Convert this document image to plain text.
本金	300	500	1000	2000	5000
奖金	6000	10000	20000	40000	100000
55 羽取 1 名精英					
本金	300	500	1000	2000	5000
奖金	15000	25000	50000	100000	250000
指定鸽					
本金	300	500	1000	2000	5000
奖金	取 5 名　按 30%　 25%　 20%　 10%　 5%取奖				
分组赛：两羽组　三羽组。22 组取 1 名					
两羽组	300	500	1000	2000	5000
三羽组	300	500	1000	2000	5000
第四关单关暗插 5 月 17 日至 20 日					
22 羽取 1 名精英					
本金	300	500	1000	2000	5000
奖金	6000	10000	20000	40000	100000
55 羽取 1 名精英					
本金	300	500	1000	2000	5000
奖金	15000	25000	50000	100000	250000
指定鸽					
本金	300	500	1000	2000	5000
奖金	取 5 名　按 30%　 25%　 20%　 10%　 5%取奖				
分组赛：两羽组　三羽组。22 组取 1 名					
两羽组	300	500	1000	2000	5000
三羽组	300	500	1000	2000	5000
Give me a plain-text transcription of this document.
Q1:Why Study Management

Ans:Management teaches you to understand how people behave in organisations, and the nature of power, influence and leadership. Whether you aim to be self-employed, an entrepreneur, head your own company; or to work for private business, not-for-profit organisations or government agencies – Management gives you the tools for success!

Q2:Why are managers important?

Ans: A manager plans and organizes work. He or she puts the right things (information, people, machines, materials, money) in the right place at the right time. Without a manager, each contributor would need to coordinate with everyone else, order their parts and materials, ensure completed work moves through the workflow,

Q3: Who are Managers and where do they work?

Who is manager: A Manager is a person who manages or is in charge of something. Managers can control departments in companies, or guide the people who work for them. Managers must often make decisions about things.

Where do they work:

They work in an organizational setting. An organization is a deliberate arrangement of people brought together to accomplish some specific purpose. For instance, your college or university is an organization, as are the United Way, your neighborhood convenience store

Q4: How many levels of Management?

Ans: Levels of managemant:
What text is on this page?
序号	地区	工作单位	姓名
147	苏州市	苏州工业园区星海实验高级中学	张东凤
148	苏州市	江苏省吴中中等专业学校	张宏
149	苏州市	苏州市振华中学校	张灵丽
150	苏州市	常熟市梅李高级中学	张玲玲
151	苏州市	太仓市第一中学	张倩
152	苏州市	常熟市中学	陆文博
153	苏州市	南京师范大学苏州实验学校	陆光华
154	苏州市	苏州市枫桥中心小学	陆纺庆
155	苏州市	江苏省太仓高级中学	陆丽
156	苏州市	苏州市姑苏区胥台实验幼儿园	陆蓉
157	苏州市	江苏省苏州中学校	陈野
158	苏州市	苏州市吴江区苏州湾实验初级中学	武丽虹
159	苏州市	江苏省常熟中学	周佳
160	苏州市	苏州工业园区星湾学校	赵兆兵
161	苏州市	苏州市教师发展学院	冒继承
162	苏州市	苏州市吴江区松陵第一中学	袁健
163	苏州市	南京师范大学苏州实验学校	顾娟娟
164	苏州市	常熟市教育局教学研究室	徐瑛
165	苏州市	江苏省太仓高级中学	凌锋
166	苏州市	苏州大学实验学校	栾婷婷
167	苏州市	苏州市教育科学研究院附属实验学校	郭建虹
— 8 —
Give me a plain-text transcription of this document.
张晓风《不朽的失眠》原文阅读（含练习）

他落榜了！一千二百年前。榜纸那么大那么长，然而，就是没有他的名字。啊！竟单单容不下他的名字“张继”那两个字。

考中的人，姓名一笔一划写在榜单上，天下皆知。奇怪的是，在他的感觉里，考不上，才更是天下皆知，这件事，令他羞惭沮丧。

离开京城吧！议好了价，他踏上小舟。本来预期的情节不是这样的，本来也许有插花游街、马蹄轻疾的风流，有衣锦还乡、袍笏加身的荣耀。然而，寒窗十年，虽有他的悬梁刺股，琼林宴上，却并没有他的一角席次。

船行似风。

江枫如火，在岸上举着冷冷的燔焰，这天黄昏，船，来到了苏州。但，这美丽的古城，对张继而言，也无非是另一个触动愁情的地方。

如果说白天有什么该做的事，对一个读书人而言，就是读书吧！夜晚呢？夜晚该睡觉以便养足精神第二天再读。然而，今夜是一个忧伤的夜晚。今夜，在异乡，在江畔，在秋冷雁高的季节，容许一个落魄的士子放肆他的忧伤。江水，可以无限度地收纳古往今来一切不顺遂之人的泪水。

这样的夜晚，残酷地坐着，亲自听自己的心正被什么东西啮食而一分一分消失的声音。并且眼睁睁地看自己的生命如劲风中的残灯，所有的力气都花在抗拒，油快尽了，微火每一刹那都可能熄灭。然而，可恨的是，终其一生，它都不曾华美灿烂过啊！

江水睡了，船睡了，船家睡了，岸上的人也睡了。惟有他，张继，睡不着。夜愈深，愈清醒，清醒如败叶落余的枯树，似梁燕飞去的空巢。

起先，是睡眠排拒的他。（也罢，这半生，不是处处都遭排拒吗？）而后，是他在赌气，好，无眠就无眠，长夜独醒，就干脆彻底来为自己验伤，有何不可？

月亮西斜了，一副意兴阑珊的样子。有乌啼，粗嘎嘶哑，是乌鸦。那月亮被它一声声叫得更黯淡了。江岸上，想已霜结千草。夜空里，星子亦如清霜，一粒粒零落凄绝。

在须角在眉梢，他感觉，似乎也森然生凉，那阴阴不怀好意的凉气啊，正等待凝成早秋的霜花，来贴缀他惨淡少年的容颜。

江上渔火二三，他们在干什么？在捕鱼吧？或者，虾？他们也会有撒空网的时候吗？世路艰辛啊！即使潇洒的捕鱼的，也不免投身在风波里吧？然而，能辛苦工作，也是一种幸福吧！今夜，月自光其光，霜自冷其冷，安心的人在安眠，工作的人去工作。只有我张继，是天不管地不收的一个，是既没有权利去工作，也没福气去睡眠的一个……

- **What you should do**: Find every line of the data that holds the string "江苏省太仓高级中学", then say how many there are and nothing else.

- **Correct result**: 2